[Extracted data entries]
______________________________

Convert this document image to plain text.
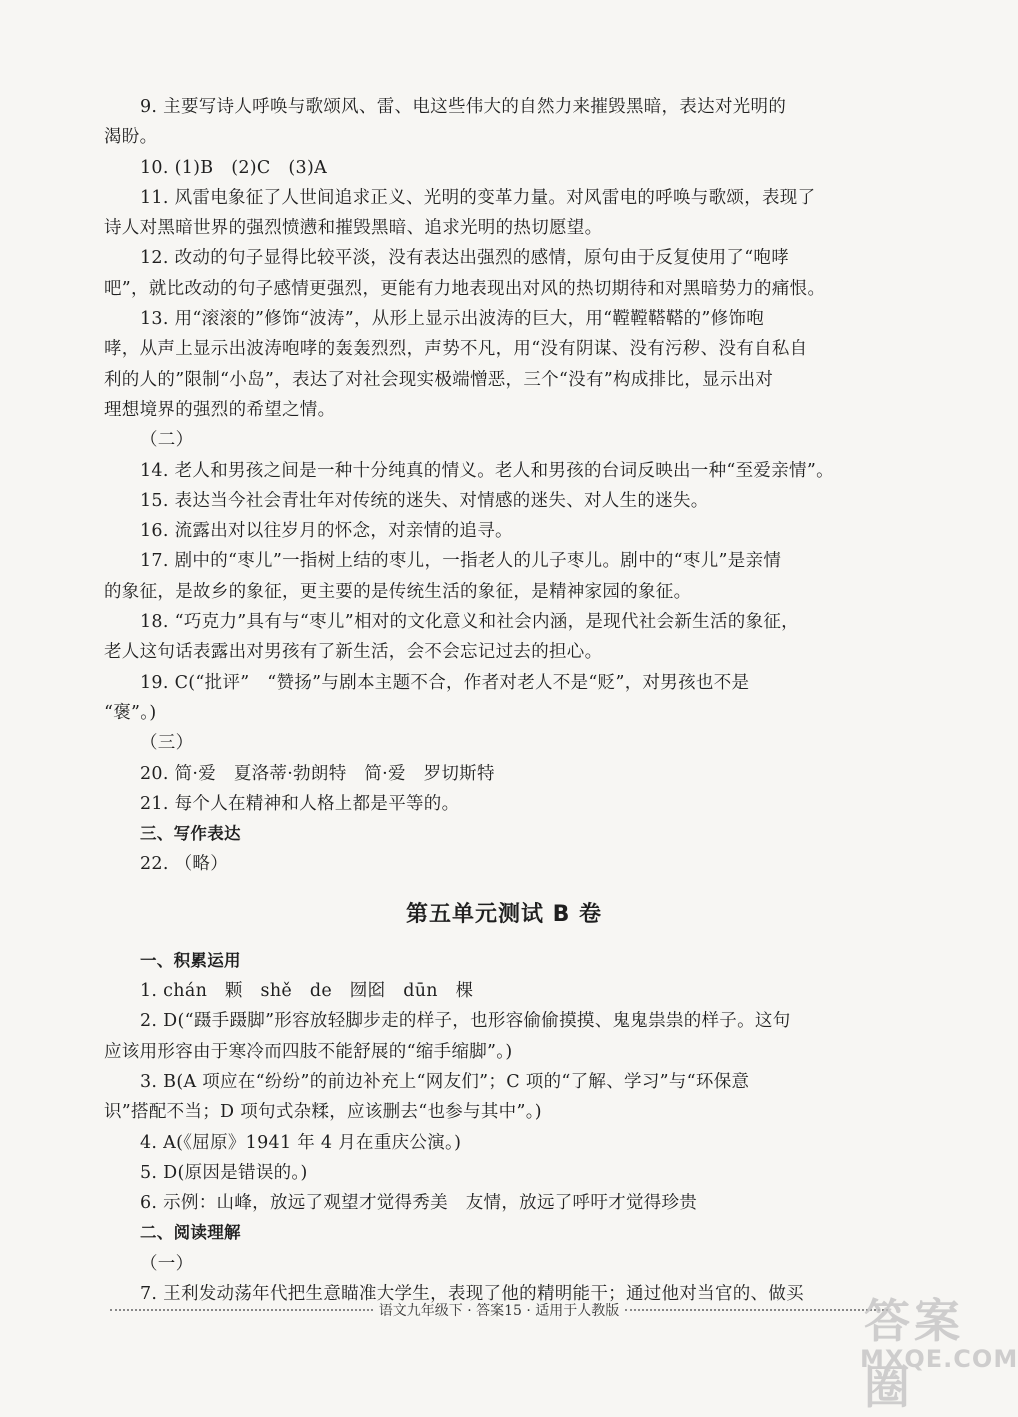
9. 主要写诗人呼唤与歌颂风、雷、电这些伟大的自然力来摧毁黑暗，表达对光明的
渴盼。
10. (1)B　(2)C　(3)A
11. 风雷电象征了人世间追求正义、光明的变革力量。对风雷电的呼唤与歌颂，表现了
诗人对黑暗世界的强烈愤懑和摧毁黑暗、追求光明的热切愿望。
12. 改动的句子显得比较平淡，没有表达出强烈的感情，原句由于反复使用了“咆哮
吧”，就比改动的句子感情更强烈，更能有力地表现出对风的热切期待和对黑暗势力的痛恨。
13. 用“滚滚的”修饰“波涛”，从形上显示出波涛的巨大，用“鞺鞺鞳鞳的”修饰咆
哮，从声上显示出波涛咆哮的轰轰烈烈，声势不凡，用“没有阴谋、没有污秽、没有自私自
利的人的”限制“小岛”，表达了对社会现实极端憎恶，三个“没有”构成排比，显示出对
理想境界的强烈的希望之情。
（二）
14. 老人和男孩之间是一种十分纯真的情义。老人和男孩的台词反映出一种“至爱亲情”。
15. 表达当今社会青壮年对传统的迷失、对情感的迷失、对人生的迷失。
16. 流露出对以往岁月的怀念，对亲情的追寻。
17. 剧中的“枣儿”一指树上结的枣儿，一指老人的儿子枣儿。剧中的“枣儿”是亲情
的象征，是故乡的象征，更主要的是传统生活的象征，是精神家园的象征。
18. “巧克力”具有与“枣儿”相对的文化意义和社会内涵，是现代社会新生活的象征，
老人这句话表露出对男孩有了新生活，会不会忘记过去的担心。
19. C(“批评”　“赞扬”与剧本主题不合，作者对老人不是“贬”，对男孩也不是
“褒”。)
（三）
20. 简·爱　夏洛蒂·勃朗特　简·爱　罗切斯特
21. 每个人在精神和人格上都是平等的。
三、写作表达
22. （略）
第五单元测试 B 卷
一、积累运用
1. chán　颗　shě　de　囫囵　dūn　棵
2. D(“蹑手蹑脚”形容放轻脚步走的样子，也形容偷偷摸摸、鬼鬼祟祟的样子。这句
应该用形容由于寒冷而四肢不能舒展的“缩手缩脚”。)
3. B(A 项应在“纷纷”的前边补充上“网友们”；C 项的“了解、学习”与“环保意
识”搭配不当；D 项句式杂糅，应该删去“也参与其中”。)
4. A(《屈原》1941 年 4 月在重庆公演。)
5. D(原因是错误的。)
6. 示例：山峰，放远了观望才觉得秀美　友情，放远了呼吁才觉得珍贵
二、阅读理解
（一）
7. 王利发动荡年代把生意瞄准大学生，表现了他的精明能干；通过他对当官的、做买
语文九年级下 · 答案15 · 适用于人教版	答案圈
MXQE.COM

______________________________

Go through the entries above and output them exactly, without pictures.

Convert this document image to plain text.
9. 主要写诗人呼唤与歌颂风、雷、电这些伟大的自然力来摧毁黑暗，表达对光明的
渴盼。
10. (1)B　(2)C　(3)A
11. 风雷电象征了人世间追求正义、光明的变革力量。对风雷电的呼唤与歌颂，表现了
诗人对黑暗世界的强烈愤懑和摧毁黑暗、追求光明的热切愿望。
12. 改动的句子显得比较平淡，没有表达出强烈的感情，原句由于反复使用了“咆哮
吧”，就比改动的句子感情更强烈，更能有力地表现出对风的热切期待和对黑暗势力的痛恨。
13. 用“滚滚的”修饰“波涛”，从形上显示出波涛的巨大，用“鞺鞺鞳鞳的”修饰咆
哮，从声上显示出波涛咆哮的轰轰烈烈，声势不凡，用“没有阴谋、没有污秽、没有自私自
利的人的”限制“小岛”，表达了对社会现实极端憎恶，三个“没有”构成排比，显示出对
理想境界的强烈的希望之情。
（二）
14. 老人和男孩之间是一种十分纯真的情义。老人和男孩的台词反映出一种“至爱亲情”。
15. 表达当今社会青壮年对传统的迷失、对情感的迷失、对人生的迷失。
16. 流露出对以往岁月的怀念，对亲情的追寻。
17. 剧中的“枣儿”一指树上结的枣儿，一指老人的儿子枣儿。剧中的“枣儿”是亲情
的象征，是故乡的象征，更主要的是传统生活的象征，是精神家园的象征。
18. “巧克力”具有与“枣儿”相对的文化意义和社会内涵，是现代社会新生活的象征，
老人这句话表露出对男孩有了新生活，会不会忘记过去的担心。
19. C(“批评”　“赞扬”与剧本主题不合，作者对老人不是“贬”，对男孩也不是
“褒”。)
（三）
20. 简·爱　夏洛蒂·勃朗特　简·爱　罗切斯特
21. 每个人在精神和人格上都是平等的。
三、写作表达
22. （略）
第五单元测试 B 卷
一、积累运用
1. chán　颗　shě　de　囫囵　dūn　棵
2. D(“蹑手蹑脚”形容放轻脚步走的样子，也形容偷偷摸摸、鬼鬼祟祟的样子。这句
应该用形容由于寒冷而四肢不能舒展的“缩手缩脚”。)
3. B(A 项应在“纷纷”的前边补充上“网友们”；C 项的“了解、学习”与“环保意
识”搭配不当；D 项句式杂糅，应该删去“也参与其中”。)
4. A(《屈原》1941 年 4 月在重庆公演。)
5. D(原因是错误的。)
6. 示例：山峰，放远了观望才觉得秀美　友情，放远了呼吁才觉得珍贵
二、阅读理解
（一）
7. 王利发动荡年代把生意瞄准大学生，表现了他的精明能干；通过他对当官的、做买
语文九年级下 · 答案15 · 适用于人教版	答案圈
MXQE.COM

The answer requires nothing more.